### SUPPLIED INFORMATION

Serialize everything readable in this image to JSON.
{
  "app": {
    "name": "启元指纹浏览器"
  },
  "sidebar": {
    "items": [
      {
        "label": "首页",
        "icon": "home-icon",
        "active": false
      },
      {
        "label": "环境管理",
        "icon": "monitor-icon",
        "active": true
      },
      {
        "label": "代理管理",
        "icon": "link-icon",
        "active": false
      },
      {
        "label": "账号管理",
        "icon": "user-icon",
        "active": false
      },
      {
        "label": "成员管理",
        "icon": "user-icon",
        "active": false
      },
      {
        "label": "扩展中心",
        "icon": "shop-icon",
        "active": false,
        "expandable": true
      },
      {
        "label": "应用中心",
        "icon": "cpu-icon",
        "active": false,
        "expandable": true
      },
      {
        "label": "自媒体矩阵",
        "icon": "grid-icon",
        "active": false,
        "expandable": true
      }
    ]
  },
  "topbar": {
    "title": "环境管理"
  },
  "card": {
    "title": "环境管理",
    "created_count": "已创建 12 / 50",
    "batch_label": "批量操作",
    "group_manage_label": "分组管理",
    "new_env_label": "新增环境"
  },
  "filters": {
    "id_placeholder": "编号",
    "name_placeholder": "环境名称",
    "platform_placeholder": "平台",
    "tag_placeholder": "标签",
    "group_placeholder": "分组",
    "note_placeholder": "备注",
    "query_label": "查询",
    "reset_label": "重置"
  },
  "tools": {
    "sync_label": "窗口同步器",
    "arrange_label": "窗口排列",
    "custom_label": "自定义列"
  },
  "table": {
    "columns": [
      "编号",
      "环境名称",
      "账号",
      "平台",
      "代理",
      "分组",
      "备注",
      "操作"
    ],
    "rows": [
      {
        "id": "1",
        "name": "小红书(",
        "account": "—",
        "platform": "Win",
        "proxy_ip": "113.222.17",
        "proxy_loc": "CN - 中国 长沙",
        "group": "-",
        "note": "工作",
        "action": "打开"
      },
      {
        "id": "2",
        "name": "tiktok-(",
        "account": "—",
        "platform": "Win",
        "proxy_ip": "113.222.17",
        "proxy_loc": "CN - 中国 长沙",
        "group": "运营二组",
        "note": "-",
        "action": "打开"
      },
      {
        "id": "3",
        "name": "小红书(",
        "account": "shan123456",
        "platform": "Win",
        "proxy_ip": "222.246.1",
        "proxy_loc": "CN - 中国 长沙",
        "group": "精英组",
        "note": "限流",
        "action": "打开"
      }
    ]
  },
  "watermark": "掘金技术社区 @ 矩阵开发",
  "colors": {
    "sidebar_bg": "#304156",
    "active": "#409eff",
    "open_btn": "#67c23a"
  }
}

### WHAT YOU SHOULD DO
Write out every line of the preceding listing that contains "icon".

### EXERCISE RESULT
        "icon": "home-icon",
        "icon": "monitor-icon",
        "icon": "link-icon",
        "icon": "user-icon",
        "icon": "user-icon",
        "icon": "shop-icon",
        "icon": "cpu-icon",
        "icon": "grid-icon",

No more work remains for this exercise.